Instructions for the task => Retype all material exactly. Pictures stay out of the copy.

Given records =>
━━━━━━━━━━
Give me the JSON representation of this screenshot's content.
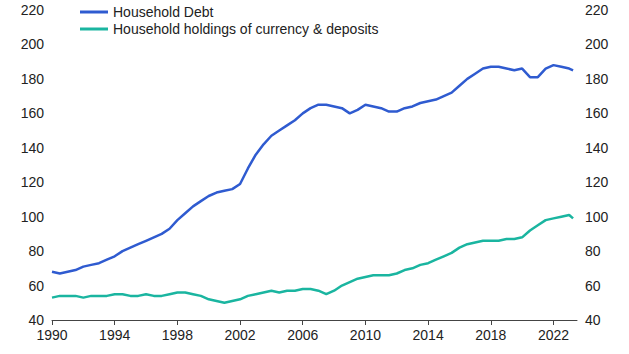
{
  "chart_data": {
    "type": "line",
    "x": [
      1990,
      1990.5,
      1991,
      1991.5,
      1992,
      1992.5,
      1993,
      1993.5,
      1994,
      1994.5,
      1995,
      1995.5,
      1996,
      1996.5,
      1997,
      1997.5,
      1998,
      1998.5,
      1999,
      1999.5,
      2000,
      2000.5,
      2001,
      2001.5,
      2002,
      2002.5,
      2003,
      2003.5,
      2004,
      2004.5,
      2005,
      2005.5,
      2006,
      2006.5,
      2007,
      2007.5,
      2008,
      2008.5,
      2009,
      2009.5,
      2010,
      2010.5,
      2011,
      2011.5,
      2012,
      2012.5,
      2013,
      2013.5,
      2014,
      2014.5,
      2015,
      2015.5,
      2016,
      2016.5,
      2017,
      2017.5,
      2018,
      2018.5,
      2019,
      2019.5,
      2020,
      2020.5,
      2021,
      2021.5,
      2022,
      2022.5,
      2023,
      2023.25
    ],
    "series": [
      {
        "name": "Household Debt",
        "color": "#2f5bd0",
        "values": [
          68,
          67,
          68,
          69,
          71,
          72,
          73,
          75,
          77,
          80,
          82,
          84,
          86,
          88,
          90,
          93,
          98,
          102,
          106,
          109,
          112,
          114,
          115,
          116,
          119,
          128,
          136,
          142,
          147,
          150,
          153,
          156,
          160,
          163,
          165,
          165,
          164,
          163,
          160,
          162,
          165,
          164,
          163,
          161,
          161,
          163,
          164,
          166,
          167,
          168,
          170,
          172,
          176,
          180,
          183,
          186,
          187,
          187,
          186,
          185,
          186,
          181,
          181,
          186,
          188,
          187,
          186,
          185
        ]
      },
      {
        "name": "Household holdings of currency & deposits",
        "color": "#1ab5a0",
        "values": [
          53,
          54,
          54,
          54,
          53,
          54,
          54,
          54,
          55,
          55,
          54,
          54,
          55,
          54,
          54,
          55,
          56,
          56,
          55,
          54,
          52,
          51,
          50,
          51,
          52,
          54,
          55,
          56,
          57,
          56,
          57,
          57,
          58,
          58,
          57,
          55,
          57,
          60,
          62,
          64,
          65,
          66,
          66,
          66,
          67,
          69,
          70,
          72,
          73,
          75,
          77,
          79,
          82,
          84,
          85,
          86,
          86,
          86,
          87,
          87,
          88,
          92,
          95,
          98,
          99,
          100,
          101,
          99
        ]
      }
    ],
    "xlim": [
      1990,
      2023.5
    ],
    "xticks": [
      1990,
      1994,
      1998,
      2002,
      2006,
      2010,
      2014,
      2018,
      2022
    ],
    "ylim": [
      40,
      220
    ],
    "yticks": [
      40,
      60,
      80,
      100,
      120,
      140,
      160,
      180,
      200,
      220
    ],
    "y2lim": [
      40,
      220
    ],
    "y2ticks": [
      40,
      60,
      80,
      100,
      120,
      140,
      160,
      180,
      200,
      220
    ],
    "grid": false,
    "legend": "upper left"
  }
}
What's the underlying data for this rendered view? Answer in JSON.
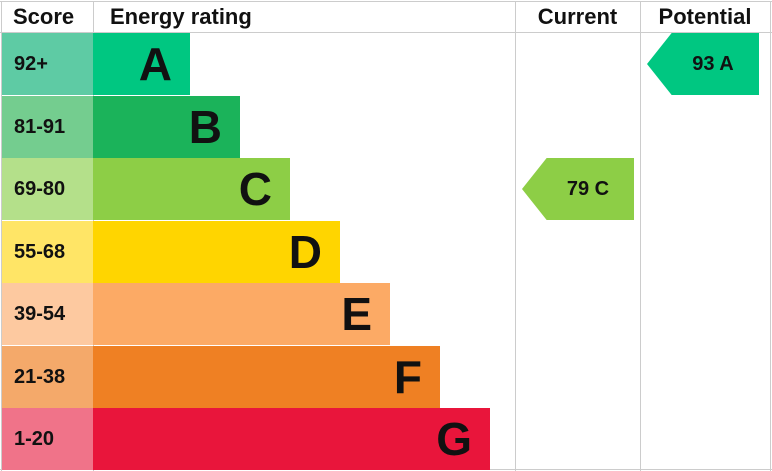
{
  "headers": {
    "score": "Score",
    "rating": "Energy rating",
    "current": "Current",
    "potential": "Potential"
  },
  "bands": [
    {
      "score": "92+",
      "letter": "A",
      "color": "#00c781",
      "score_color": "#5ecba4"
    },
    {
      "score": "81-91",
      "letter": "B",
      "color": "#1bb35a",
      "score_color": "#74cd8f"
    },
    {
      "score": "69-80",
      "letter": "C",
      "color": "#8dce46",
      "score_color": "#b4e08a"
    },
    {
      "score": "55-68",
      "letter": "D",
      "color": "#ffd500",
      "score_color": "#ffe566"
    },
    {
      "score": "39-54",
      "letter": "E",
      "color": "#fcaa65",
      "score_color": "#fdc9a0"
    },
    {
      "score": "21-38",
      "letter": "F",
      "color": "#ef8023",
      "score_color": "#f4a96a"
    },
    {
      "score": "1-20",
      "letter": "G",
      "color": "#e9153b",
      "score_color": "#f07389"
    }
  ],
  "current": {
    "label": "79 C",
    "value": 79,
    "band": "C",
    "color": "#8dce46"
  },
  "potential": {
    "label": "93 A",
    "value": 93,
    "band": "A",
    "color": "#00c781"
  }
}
━━━━━━━━━━
Complete output =>
Give me the JSON representation of this screenshot's content.
{
  "chart_data": {
    "type": "line",
    "x": [
      1990,
      1990.5,
      1991,
      1991.5,
      1992,
      1992.5,
      1993,
      1993.5,
      1994,
      1994.5,
      1995,
      1995.5,
      1996,
      1996.5,
      1997,
      1997.5,
      1998,
      1998.5,
      1999,
      1999.5,
      2000,
      2000.5,
      2001,
      2001.5,
      2002,
      2002.5,
      2003,
      2003.5,
      2004,
      2004.5,
      2005,
      2005.5,
      2006,
      2006.5,
      2007,
      2007.5,
      2008,
      2008.5,
      2009,
      2009.5,
      2010,
      2010.5,
      2011,
      2011.5,
      2012,
      2012.5,
      2013,
      2013.5,
      2014,
      2014.5,
      2015,
      2015.5,
      2016,
      2016.5,
      2017,
      2017.5,
      2018,
      2018.5,
      2019,
      2019.5,
      2020,
      2020.5,
      2021,
      2021.5,
      2022,
      2022.5,
      2023,
      2023.25
    ],
    "series": [
      {
        "name": "Household Debt",
        "color": "#2f5bd0",
        "values": [
          68,
          67,
          68,
          69,
          71,
          72,
          73,
          75,
          77,
          80,
          82,
          84,
          86,
          88,
          90,
          93,
          98,
          102,
          106,
          109,
          112,
          114,
          115,
          116,
          119,
          128,
          136,
          142,
          147,
          150,
          153,
          156,
          160,
          163,
          165,
          165,
          164,
          163,
          160,
          162,
          165,
          164,
          163,
          161,
          161,
          163,
          164,
          166,
          167,
          168,
          170,
          172,
          176,
          180,
          183,
          186,
          187,
          187,
          186,
          185,
          186,
          181,
          181,
          186,
          188,
          187,
          186,
          185
        ]
      },
      {
        "name": "Household holdings of currency & deposits",
        "color": "#1ab5a0",
        "values": [
          53,
          54,
          54,
          54,
          53,
          54,
          54,
          54,
          55,
          55,
          54,
          54,
          55,
          54,
          54,
          55,
          56,
          56,
          55,
          54,
          52,
          51,
          50,
          51,
          52,
          54,
          55,
          56,
          57,
          56,
          57,
          57,
          58,
          58,
          57,
          55,
          57,
          60,
          62,
          64,
          65,
          66,
          66,
          66,
          67,
          69,
          70,
          72,
          73,
          75,
          77,
          79,
          82,
          84,
          85,
          86,
          86,
          86,
          87,
          87,
          88,
          92,
          95,
          98,
          99,
          100,
          101,
          99
        ]
      }
    ],
    "xlim": [
      1990,
      2023.5
    ],
    "xticks": [
      1990,
      1994,
      1998,
      2002,
      2006,
      2010,
      2014,
      2018,
      2022
    ],
    "ylim": [
      40,
      220
    ],
    "yticks": [
      40,
      60,
      80,
      100,
      120,
      140,
      160,
      180,
      200,
      220
    ],
    "y2lim": [
      40,
      220
    ],
    "y2ticks": [
      40,
      60,
      80,
      100,
      120,
      140,
      160,
      180,
      200,
      220
    ],
    "grid": false,
    "legend": "upper left"
  }
}
What's the underlying data for this rendered view? Answer in JSON.
{
  "headers": {
    "score": "Score",
    "rating": "Energy rating",
    "current": "Current",
    "potential": "Potential"
  },
  "bands": [
    {
      "score": "92+",
      "letter": "A",
      "color": "#00c781",
      "score_color": "#5ecba4"
    },
    {
      "score": "81-91",
      "letter": "B",
      "color": "#1bb35a",
      "score_color": "#74cd8f"
    },
    {
      "score": "69-80",
      "letter": "C",
      "color": "#8dce46",
      "score_color": "#b4e08a"
    },
    {
      "score": "55-68",
      "letter": "D",
      "color": "#ffd500",
      "score_color": "#ffe566"
    },
    {
      "score": "39-54",
      "letter": "E",
      "color": "#fcaa65",
      "score_color": "#fdc9a0"
    },
    {
      "score": "21-38",
      "letter": "F",
      "color": "#ef8023",
      "score_color": "#f4a96a"
    },
    {
      "score": "1-20",
      "letter": "G",
      "color": "#e9153b",
      "score_color": "#f07389"
    }
  ],
  "current": {
    "label": "79 C",
    "value": 79,
    "band": "C",
    "color": "#8dce46"
  },
  "potential": {
    "label": "93 A",
    "value": 93,
    "band": "A",
    "color": "#00c781"
  }
}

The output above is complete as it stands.